TASK BRIEF: Reproduce every line of the items below verbatim, omitting the pictures.

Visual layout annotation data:
===============

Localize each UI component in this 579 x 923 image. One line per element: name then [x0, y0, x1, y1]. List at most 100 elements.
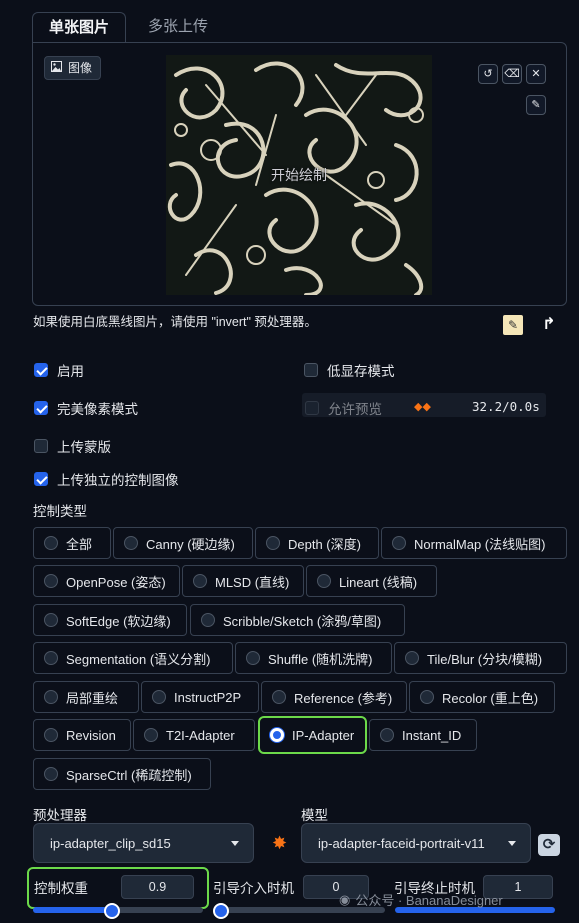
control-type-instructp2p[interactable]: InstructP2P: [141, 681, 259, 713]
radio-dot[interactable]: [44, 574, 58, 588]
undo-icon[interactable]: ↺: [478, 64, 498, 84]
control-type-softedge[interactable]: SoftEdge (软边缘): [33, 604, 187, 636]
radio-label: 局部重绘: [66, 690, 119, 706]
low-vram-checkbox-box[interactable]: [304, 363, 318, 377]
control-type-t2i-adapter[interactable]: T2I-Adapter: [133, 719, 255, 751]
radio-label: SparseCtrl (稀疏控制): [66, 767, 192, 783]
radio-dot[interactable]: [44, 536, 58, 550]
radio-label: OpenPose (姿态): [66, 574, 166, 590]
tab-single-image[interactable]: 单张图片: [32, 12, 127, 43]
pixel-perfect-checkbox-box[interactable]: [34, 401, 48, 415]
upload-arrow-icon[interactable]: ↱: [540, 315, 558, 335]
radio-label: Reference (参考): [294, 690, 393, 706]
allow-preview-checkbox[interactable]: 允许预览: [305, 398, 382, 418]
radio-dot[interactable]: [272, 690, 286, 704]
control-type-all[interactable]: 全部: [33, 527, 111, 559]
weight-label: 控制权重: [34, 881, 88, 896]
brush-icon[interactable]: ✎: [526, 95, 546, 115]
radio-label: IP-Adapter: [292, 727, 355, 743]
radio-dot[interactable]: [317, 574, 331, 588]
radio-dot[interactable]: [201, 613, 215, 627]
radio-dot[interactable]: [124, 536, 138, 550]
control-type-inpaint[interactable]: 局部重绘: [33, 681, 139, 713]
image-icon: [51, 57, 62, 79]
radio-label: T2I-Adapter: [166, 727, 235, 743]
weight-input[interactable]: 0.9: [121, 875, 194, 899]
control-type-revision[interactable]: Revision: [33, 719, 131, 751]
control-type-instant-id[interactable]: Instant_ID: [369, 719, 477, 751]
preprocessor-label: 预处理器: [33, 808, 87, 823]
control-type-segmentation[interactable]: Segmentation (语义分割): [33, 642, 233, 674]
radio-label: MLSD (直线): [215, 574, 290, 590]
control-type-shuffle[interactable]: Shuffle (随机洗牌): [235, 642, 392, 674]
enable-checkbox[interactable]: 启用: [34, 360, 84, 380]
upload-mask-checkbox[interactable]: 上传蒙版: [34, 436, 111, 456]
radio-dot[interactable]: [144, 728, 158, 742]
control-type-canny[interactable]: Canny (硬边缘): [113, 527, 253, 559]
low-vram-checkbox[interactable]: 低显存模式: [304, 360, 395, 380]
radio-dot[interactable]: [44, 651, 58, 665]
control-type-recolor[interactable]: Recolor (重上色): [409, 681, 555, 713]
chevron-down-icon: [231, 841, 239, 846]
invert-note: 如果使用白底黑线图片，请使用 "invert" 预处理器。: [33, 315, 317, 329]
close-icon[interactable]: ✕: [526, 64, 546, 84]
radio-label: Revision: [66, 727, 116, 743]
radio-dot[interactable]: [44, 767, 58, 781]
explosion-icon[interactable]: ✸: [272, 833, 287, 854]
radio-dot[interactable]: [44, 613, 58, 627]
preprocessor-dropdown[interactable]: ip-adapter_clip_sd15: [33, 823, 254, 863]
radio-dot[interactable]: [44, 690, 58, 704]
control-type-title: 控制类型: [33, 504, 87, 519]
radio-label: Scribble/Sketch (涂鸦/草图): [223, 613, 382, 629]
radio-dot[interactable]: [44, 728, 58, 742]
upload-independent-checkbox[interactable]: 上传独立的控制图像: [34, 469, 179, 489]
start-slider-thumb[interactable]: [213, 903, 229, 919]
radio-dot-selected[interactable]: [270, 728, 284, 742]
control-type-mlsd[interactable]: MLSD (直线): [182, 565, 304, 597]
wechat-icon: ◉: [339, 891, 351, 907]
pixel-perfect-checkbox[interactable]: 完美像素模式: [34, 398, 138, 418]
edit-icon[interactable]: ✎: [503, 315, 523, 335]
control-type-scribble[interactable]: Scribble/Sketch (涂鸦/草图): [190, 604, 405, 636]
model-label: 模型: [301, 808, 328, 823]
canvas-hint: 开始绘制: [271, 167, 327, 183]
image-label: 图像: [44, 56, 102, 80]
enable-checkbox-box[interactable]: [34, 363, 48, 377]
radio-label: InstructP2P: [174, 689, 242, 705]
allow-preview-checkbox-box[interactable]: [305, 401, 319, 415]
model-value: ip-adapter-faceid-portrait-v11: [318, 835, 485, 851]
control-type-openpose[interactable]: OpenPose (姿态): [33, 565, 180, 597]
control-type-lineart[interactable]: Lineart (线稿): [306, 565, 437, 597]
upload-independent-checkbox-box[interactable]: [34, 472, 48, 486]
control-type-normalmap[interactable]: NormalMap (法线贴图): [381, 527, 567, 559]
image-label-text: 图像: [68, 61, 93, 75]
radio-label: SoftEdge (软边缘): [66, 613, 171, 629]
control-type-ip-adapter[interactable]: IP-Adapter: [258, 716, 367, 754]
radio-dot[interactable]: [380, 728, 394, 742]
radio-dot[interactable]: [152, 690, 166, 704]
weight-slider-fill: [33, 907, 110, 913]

===============

EXERCISE SOLUTION:
Localize each UI component in this 579 x 923 image. One line per element: name then [x0, y0, x1, y1]. List at most 100 elements.
control-type-instructp2p[interactable]: InstructP2P: [141, 681, 259, 713]
radio-dot[interactable]: [44, 574, 58, 588]
undo-icon[interactable]: ↺: [478, 64, 498, 84]
control-type-softedge[interactable]: SoftEdge (软边缘): [33, 604, 187, 636]
radio-label: 局部重绘: [66, 690, 119, 706]
low-vram-checkbox-box[interactable]: [304, 363, 318, 377]
control-type-t2i-adapter[interactable]: T2I-Adapter: [133, 719, 255, 751]
radio-label: SparseCtrl (稀疏控制): [66, 767, 192, 783]
radio-dot[interactable]: [44, 536, 58, 550]
radio-label: OpenPose (姿态): [66, 574, 166, 590]
tab-single-image[interactable]: 单张图片: [32, 12, 127, 43]
pixel-perfect-checkbox-box[interactable]: [34, 401, 48, 415]
upload-arrow-icon[interactable]: ↱: [540, 315, 558, 335]
radio-label: Reference (参考): [294, 690, 393, 706]
allow-preview-checkbox[interactable]: 允许预览: [305, 398, 382, 418]
radio-dot[interactable]: [272, 690, 286, 704]
control-type-all[interactable]: 全部: [33, 527, 111, 559]
weight-label: 控制权重: [34, 881, 88, 896]
brush-icon[interactable]: ✎: [526, 95, 546, 115]
radio-label: IP-Adapter: [292, 727, 355, 743]
radio-dot[interactable]: [317, 574, 331, 588]
radio-dot[interactable]: [201, 613, 215, 627]
radio-dot[interactable]: [124, 536, 138, 550]
control-type-inpaint[interactable]: 局部重绘: [33, 681, 139, 713]
image-icon: [51, 57, 62, 79]
radio-label: T2I-Adapter: [166, 727, 235, 743]
weight-input[interactable]: 0.9: [121, 875, 194, 899]
control-type-revision[interactable]: Revision: [33, 719, 131, 751]
control-type-instant-id[interactable]: Instant_ID: [369, 719, 477, 751]
preprocessor-label: 预处理器: [33, 808, 87, 823]
control-type-segmentation[interactable]: Segmentation (语义分割): [33, 642, 233, 674]
radio-label: MLSD (直线): [215, 574, 290, 590]
control-type-shuffle[interactable]: Shuffle (随机洗牌): [235, 642, 392, 674]
enable-checkbox[interactable]: 启用: [34, 360, 84, 380]
upload-mask-checkbox[interactable]: 上传蒙版: [34, 436, 111, 456]
radio-dot[interactable]: [144, 728, 158, 742]
control-type-canny[interactable]: Canny (硬边缘): [113, 527, 253, 559]
low-vram-checkbox[interactable]: 低显存模式: [304, 360, 395, 380]
radio-dot[interactable]: [44, 651, 58, 665]
control-type-recolor[interactable]: Recolor (重上色): [409, 681, 555, 713]
chevron-down-icon: [231, 841, 239, 846]
invert-note: 如果使用白底黑线图片，请使用 "invert" 预处理器。: [33, 315, 317, 329]
close-icon[interactable]: ✕: [526, 64, 546, 84]
radio-label: Revision: [66, 727, 116, 743]
radio-dot[interactable]: [44, 767, 58, 781]
explosion-icon[interactable]: ✸: [272, 833, 287, 854]
radio-dot[interactable]: [44, 613, 58, 627]
preprocessor-dropdown[interactable]: ip-adapter_clip_sd15: [33, 823, 254, 863]
radio-dot[interactable]: [44, 690, 58, 704]
control-type-title: 控制类型: [33, 504, 87, 519]
radio-label: Scribble/Sketch (涂鸦/草图): [223, 613, 382, 629]
radio-dot[interactable]: [44, 728, 58, 742]
upload-independent-checkbox[interactable]: 上传独立的控制图像: [34, 469, 179, 489]
start-slider-thumb[interactable]: [213, 903, 229, 919]
radio-dot-selected[interactable]: [270, 728, 284, 742]
control-type-mlsd[interactable]: MLSD (直线): [182, 565, 304, 597]
wechat-icon: ◉: [339, 891, 351, 907]
pixel-perfect-checkbox[interactable]: 完美像素模式: [34, 398, 138, 418]
edit-icon[interactable]: ✎: [503, 315, 523, 335]
control-type-scribble[interactable]: Scribble/Sketch (涂鸦/草图): [190, 604, 405, 636]
model-label: 模型: [301, 808, 328, 823]
canvas-hint: 开始绘制: [271, 167, 327, 183]
image-label: 图像: [44, 56, 102, 80]
enable-checkbox-box[interactable]: [34, 363, 48, 377]
radio-label: InstructP2P: [174, 689, 242, 705]
allow-preview-checkbox-box[interactable]: [305, 401, 319, 415]
model-value: ip-adapter-faceid-portrait-v11: [318, 835, 485, 851]
control-type-openpose[interactable]: OpenPose (姿态): [33, 565, 180, 597]
control-type-lineart[interactable]: Lineart (线稿): [306, 565, 437, 597]
upload-independent-checkbox-box[interactable]: [34, 472, 48, 486]
control-type-normalmap[interactable]: NormalMap (法线贴图): [381, 527, 567, 559]
image-label-text: 图像: [68, 61, 93, 75]
radio-label: SoftEdge (软边缘): [66, 613, 171, 629]
control-type-ip-adapter[interactable]: IP-Adapter: [258, 716, 367, 754]
radio-dot[interactable]: [380, 728, 394, 742]
radio-dot[interactable]: [152, 690, 166, 704]
weight-slider-fill: [33, 907, 110, 913]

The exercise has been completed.